• _Instruction_
Where a line below holds the string "color", copy that line.

## start Listed entries

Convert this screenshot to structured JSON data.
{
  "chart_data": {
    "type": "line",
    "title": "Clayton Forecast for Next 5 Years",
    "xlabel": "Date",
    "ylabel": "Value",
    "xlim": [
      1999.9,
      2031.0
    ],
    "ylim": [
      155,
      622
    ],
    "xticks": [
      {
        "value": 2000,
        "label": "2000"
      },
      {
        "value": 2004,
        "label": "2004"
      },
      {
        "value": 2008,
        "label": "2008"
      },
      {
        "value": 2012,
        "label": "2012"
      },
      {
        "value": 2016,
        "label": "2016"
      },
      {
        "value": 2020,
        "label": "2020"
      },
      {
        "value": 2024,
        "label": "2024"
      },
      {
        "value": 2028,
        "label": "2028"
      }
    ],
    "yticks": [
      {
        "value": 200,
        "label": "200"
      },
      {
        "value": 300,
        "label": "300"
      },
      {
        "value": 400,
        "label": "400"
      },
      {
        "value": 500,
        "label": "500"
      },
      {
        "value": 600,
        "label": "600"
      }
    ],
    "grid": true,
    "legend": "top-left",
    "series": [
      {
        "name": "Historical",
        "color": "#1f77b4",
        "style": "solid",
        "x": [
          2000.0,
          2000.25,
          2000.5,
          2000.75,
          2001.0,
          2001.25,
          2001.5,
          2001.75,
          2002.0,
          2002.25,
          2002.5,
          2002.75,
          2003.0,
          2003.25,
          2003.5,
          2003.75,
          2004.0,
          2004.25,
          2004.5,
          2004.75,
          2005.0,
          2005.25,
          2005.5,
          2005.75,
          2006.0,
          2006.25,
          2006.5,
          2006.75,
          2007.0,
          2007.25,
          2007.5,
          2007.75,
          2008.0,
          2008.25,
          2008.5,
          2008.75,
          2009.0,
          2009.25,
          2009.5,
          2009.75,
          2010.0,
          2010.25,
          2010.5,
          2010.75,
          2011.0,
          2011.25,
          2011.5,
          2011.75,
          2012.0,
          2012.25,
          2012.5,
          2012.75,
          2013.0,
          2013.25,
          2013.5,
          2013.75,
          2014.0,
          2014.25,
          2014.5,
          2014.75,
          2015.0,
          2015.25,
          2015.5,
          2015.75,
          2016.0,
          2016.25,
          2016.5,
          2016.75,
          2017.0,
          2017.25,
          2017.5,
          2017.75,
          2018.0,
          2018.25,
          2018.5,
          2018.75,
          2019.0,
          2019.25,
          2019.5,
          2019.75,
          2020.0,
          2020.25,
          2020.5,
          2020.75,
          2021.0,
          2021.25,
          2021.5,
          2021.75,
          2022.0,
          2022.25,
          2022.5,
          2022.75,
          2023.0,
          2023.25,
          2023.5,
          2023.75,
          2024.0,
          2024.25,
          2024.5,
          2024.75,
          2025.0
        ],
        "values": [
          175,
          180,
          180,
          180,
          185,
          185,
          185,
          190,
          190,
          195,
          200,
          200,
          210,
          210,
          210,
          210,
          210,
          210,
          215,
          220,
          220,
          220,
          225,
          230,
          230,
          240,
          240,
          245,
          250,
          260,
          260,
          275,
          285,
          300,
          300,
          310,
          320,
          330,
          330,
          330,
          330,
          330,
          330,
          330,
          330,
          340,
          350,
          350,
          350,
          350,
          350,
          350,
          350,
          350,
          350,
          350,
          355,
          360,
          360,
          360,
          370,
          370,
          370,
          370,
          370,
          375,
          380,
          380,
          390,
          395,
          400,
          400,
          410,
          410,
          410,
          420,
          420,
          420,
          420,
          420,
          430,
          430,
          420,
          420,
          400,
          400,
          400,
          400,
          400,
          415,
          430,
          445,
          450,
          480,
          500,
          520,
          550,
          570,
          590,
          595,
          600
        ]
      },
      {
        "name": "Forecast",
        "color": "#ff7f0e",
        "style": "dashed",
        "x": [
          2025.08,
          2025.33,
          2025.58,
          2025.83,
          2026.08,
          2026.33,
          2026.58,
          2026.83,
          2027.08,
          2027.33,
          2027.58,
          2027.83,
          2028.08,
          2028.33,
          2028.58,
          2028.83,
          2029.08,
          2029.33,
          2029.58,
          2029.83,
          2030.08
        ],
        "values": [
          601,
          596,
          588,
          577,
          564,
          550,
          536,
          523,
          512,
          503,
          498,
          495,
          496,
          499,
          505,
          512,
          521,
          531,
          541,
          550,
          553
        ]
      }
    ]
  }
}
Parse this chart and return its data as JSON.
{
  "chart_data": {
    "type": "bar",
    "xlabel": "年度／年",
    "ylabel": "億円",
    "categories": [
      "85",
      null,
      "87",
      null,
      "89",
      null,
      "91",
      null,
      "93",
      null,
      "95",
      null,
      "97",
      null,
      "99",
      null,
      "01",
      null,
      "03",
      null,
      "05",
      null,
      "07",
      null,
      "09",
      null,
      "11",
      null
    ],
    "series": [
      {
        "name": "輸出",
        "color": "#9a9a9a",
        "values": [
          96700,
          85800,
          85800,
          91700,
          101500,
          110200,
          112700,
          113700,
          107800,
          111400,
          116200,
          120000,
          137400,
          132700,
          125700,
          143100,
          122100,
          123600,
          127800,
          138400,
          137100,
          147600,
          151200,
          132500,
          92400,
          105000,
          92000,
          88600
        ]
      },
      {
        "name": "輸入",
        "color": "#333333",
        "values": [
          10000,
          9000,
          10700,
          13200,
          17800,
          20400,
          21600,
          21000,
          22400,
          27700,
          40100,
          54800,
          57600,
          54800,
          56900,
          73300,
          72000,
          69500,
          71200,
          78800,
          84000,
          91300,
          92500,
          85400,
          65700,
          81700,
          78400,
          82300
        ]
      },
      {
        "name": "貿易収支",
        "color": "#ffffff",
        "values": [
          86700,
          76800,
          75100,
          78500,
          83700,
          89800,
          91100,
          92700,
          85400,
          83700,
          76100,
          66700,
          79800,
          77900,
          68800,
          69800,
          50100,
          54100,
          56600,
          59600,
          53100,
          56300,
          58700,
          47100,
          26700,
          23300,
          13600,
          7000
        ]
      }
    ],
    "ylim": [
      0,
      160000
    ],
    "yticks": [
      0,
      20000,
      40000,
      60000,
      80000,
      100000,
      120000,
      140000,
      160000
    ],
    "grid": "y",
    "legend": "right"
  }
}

## end Listed entries

• _Written response_
        "color": "#1f77b4",
        "color": "#ff7f0e",
        "color": "#9a9a9a",
        "color": "#333333",
        "color": "#ffffff",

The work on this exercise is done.